# [Task directions]
Copy out every line that contains the word "more".

# [Extracted material]
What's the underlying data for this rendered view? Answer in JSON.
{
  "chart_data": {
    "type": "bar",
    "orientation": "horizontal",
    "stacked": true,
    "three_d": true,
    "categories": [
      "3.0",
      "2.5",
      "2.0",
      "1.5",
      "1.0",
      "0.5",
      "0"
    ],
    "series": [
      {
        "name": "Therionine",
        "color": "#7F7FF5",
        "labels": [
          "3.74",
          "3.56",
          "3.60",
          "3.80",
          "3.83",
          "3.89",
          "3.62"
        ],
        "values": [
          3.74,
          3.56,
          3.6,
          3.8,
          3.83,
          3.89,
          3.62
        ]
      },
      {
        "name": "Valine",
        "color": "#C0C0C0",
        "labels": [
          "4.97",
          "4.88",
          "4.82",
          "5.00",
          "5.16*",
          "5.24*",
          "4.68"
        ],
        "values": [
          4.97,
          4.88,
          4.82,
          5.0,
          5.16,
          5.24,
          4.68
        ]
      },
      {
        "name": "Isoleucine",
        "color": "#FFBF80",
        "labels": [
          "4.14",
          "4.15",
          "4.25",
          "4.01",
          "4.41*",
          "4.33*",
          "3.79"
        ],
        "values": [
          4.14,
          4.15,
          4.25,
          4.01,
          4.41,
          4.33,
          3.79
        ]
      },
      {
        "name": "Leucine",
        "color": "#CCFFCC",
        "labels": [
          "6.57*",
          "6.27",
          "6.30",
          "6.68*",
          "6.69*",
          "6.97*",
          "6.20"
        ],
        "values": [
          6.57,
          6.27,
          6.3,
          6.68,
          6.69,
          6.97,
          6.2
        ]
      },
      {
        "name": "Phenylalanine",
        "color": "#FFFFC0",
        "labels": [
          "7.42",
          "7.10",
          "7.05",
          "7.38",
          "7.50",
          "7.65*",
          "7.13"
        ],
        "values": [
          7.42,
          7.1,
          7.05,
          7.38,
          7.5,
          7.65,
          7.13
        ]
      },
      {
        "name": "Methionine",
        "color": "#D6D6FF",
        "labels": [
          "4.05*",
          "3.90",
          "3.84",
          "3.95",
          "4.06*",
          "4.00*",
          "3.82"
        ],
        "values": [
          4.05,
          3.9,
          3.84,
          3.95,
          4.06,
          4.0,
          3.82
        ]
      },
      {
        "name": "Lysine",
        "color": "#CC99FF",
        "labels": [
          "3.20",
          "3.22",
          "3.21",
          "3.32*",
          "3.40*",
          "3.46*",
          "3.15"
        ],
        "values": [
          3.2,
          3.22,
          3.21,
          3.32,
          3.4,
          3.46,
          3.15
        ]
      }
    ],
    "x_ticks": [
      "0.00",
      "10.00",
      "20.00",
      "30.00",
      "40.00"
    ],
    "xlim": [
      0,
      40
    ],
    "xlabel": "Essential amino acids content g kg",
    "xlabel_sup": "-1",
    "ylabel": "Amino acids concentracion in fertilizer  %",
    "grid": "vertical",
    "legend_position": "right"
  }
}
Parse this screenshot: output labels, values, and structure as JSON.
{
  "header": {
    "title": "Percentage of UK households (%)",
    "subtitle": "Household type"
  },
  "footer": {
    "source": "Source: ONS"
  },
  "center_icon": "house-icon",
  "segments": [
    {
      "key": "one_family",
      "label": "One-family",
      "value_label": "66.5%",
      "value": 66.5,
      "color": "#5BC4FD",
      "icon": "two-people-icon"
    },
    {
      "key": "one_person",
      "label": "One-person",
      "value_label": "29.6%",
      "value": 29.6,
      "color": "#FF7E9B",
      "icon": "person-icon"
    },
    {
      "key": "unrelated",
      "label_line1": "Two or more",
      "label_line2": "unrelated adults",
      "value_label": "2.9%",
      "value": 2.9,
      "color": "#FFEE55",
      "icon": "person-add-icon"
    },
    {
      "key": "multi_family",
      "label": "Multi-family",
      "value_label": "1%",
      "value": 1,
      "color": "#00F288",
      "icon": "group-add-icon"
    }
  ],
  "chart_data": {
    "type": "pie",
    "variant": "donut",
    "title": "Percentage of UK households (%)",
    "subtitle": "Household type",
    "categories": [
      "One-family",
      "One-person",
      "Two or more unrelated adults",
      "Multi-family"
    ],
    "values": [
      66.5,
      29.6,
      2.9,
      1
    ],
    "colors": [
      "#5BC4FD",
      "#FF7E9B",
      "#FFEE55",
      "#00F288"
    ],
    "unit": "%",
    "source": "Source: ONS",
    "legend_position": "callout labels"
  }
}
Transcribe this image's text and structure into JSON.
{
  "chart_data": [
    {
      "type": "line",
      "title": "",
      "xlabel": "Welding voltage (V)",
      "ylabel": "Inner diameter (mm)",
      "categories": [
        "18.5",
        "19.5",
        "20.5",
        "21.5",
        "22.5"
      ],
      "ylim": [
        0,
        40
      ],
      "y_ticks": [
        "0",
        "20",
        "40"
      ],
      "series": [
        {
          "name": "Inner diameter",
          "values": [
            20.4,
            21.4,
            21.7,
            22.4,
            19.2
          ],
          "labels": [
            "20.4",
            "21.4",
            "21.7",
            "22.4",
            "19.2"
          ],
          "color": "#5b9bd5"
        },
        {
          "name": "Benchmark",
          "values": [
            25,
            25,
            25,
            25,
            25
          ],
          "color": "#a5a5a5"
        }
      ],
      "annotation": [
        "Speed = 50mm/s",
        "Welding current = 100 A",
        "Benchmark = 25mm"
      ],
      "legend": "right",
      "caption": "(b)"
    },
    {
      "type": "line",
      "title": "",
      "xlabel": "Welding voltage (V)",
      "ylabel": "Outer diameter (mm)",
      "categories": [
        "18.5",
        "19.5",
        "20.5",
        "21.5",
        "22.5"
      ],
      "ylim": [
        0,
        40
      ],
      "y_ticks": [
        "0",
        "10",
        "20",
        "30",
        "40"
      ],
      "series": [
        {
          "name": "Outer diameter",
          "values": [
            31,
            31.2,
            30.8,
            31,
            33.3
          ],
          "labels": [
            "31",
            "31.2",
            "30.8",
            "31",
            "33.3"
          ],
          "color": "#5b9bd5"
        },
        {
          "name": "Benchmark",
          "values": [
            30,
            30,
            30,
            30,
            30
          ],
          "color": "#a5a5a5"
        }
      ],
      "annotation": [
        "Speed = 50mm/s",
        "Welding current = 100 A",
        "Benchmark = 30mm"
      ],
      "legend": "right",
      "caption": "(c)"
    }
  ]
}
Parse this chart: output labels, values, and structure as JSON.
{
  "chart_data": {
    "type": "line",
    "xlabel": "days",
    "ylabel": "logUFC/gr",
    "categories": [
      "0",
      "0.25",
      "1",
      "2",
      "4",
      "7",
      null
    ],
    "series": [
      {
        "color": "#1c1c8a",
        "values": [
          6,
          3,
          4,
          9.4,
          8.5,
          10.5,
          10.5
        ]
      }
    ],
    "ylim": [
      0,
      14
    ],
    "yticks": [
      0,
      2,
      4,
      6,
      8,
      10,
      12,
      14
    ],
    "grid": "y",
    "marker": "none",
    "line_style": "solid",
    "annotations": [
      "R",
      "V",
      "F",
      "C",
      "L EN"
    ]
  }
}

# [Response below]
      "label_line1": "Two or more",
      "Two or more unrelated adults",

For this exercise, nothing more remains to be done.